Short problem: From the listing below, pull out all lines with "Complexity" in them.
_____
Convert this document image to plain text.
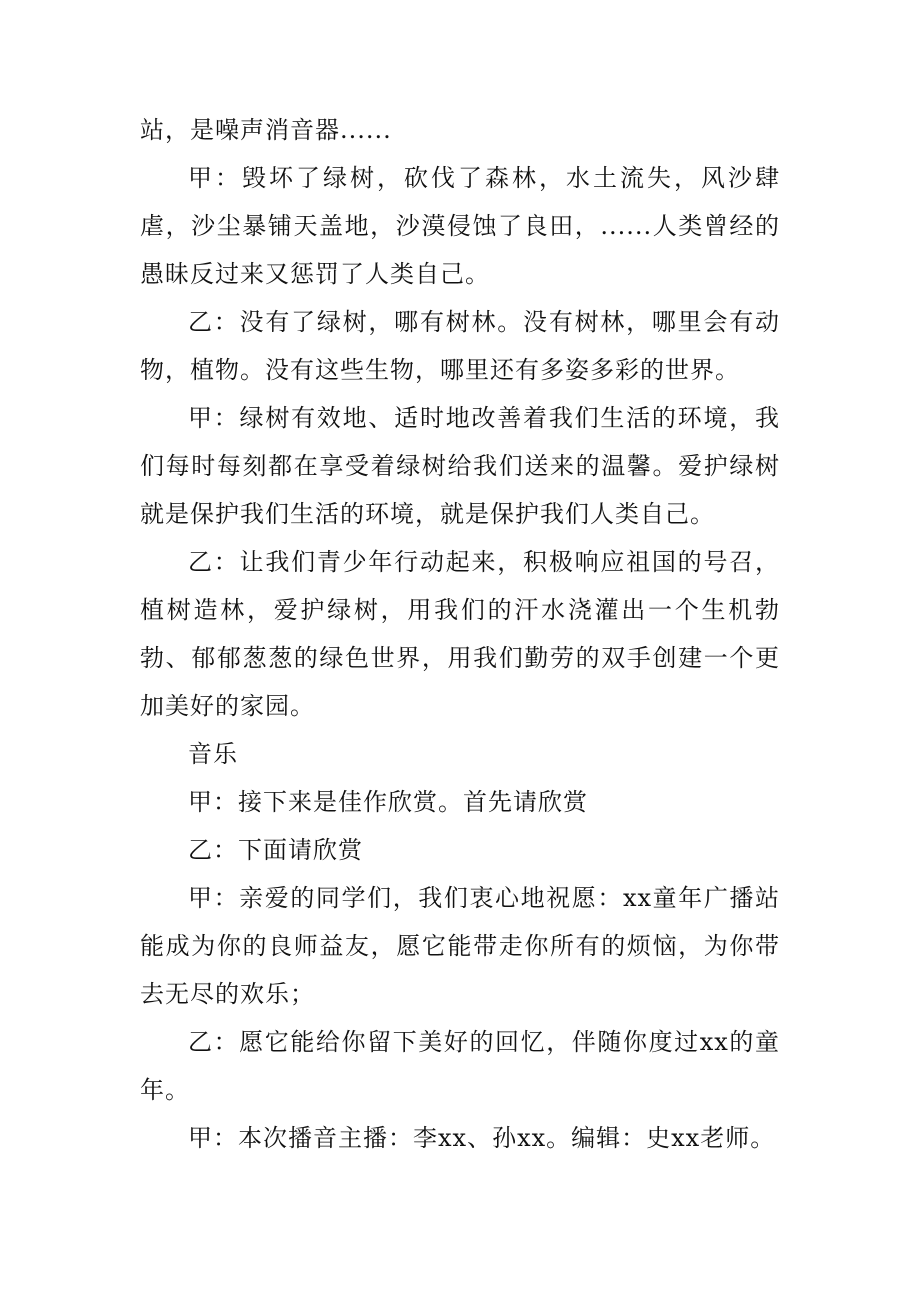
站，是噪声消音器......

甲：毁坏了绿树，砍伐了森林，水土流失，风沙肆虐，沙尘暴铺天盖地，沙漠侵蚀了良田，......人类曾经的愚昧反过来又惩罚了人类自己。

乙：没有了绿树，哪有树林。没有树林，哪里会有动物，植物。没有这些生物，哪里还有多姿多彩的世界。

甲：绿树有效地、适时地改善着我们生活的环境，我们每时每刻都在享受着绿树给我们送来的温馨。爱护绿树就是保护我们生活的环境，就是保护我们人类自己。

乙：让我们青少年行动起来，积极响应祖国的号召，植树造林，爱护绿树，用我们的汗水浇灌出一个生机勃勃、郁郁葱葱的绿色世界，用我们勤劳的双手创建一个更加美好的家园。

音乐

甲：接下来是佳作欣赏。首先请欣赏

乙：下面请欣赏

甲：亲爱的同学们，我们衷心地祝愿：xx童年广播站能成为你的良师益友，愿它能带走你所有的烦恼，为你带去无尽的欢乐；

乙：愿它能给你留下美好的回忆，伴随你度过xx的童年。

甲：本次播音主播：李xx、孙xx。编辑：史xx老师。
_____
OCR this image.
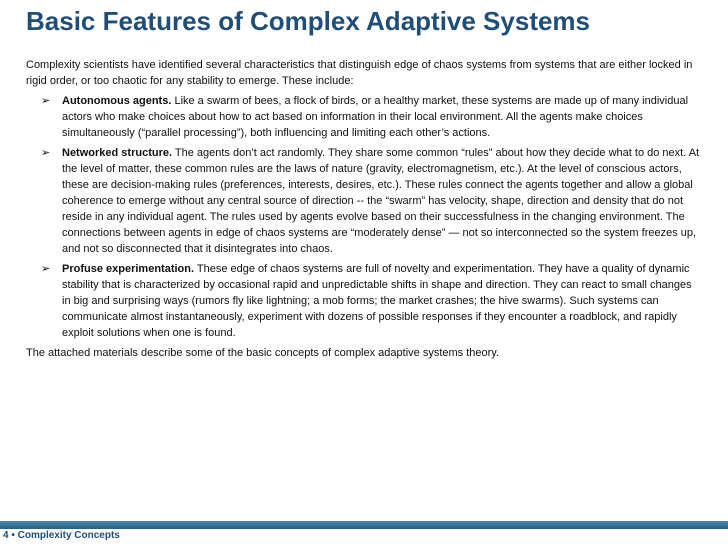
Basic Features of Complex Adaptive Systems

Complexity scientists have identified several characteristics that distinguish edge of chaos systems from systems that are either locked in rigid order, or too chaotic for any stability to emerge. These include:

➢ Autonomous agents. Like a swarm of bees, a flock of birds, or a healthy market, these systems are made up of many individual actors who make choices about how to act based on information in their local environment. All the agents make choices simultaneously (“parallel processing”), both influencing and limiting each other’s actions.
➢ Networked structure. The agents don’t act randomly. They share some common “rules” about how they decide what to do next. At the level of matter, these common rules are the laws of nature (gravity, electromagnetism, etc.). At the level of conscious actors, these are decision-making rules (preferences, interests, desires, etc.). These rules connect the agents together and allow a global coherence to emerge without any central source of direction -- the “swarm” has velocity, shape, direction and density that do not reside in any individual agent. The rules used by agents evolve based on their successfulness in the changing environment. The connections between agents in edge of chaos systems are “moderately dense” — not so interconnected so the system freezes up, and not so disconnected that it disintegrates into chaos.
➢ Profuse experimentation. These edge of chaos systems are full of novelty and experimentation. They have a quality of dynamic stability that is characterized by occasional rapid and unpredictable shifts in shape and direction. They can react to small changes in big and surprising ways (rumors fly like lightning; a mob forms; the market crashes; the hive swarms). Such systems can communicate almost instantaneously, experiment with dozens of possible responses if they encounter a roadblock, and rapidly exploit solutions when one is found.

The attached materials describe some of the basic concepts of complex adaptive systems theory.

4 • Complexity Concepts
_____
The result:
Complexity scientists have identified several characteristics that distinguish edge of chaos systems from systems that are either locked in rigid order, or too chaotic for any stability to emerge. These include:
4 • Complexity Concepts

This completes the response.